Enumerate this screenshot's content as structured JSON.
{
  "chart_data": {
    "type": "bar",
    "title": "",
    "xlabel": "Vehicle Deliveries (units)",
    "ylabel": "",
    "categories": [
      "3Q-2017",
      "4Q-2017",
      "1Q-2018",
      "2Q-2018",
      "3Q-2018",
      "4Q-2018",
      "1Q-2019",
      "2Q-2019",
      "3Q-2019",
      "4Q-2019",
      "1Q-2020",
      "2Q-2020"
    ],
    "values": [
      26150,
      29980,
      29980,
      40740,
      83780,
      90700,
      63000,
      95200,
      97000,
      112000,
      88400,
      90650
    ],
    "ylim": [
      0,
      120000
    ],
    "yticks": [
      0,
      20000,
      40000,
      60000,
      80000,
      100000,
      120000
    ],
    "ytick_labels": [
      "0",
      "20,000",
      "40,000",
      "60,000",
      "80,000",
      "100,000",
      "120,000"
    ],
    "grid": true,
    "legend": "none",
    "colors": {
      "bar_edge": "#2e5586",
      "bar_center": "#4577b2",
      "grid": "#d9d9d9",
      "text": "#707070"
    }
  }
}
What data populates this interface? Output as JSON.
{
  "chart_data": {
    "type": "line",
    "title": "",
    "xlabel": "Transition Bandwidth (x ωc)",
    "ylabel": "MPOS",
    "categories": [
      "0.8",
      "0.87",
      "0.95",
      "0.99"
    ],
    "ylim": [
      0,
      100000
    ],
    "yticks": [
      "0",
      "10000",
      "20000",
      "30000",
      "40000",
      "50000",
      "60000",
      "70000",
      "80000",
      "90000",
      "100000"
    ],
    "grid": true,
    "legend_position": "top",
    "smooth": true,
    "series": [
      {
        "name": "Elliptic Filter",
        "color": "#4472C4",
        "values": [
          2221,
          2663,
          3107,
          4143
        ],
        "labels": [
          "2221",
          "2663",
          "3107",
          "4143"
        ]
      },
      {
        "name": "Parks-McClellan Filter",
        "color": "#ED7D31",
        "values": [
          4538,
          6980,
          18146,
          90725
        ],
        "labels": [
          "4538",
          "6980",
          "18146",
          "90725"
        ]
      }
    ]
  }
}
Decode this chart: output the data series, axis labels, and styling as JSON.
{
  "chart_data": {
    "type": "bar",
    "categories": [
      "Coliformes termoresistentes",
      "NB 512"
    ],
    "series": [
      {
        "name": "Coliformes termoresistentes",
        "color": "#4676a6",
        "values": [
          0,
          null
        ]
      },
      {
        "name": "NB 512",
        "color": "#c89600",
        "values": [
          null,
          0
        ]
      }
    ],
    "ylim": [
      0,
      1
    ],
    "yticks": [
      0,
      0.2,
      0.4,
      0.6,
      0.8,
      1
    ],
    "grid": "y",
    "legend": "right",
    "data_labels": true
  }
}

→ **Work required**: Reproduce the data shown above exactly.

→ **Written answer**:
Enumerate this screenshot's content as structured JSON.
{
  "chart_data": {
    "type": "bar",
    "title": "",
    "xlabel": "Vehicle Deliveries (units)",
    "ylabel": "",
    "categories": [
      "3Q-2017",
      "4Q-2017",
      "1Q-2018",
      "2Q-2018",
      "3Q-2018",
      "4Q-2018",
      "1Q-2019",
      "2Q-2019",
      "3Q-2019",
      "4Q-2019",
      "1Q-2020",
      "2Q-2020"
    ],
    "values": [
      26150,
      29980,
      29980,
      40740,
      83780,
      90700,
      63000,
      95200,
      97000,
      112000,
      88400,
      90650
    ],
    "ylim": [
      0,
      120000
    ],
    "yticks": [
      0,
      20000,
      40000,
      60000,
      80000,
      100000,
      120000
    ],
    "ytick_labels": [
      "0",
      "20,000",
      "40,000",
      "60,000",
      "80,000",
      "100,000",
      "120,000"
    ],
    "grid": true,
    "legend": "none",
    "colors": {
      "bar_edge": "#2e5586",
      "bar_center": "#4577b2",
      "grid": "#d9d9d9",
      "text": "#707070"
    }
  }
}
What data populates this interface? Output as JSON.
{
  "chart_data": {
    "type": "line",
    "title": "",
    "xlabel": "Transition Bandwidth (x ωc)",
    "ylabel": "MPOS",
    "categories": [
      "0.8",
      "0.87",
      "0.95",
      "0.99"
    ],
    "ylim": [
      0,
      100000
    ],
    "yticks": [
      "0",
      "10000",
      "20000",
      "30000",
      "40000",
      "50000",
      "60000",
      "70000",
      "80000",
      "90000",
      "100000"
    ],
    "grid": true,
    "legend_position": "top",
    "smooth": true,
    "series": [
      {
        "name": "Elliptic Filter",
        "color": "#4472C4",
        "values": [
          2221,
          2663,
          3107,
          4143
        ],
        "labels": [
          "2221",
          "2663",
          "3107",
          "4143"
        ]
      },
      {
        "name": "Parks-McClellan Filter",
        "color": "#ED7D31",
        "values": [
          4538,
          6980,
          18146,
          90725
        ],
        "labels": [
          "4538",
          "6980",
          "18146",
          "90725"
        ]
      }
    ]
  }
}
Decode this chart: output the data series, axis labels, and styling as JSON.
{
  "chart_data": {
    "type": "bar",
    "categories": [
      "Coliformes termoresistentes",
      "NB 512"
    ],
    "series": [
      {
        "name": "Coliformes termoresistentes",
        "color": "#4676a6",
        "values": [
          0,
          null
        ]
      },
      {
        "name": "NB 512",
        "color": "#c89600",
        "values": [
          null,
          0
        ]
      }
    ],
    "ylim": [
      0,
      1
    ],
    "yticks": [
      0,
      0.2,
      0.4,
      0.6,
      0.8,
      1
    ],
    "grid": "y",
    "legend": "right",
    "data_labels": true
  }
}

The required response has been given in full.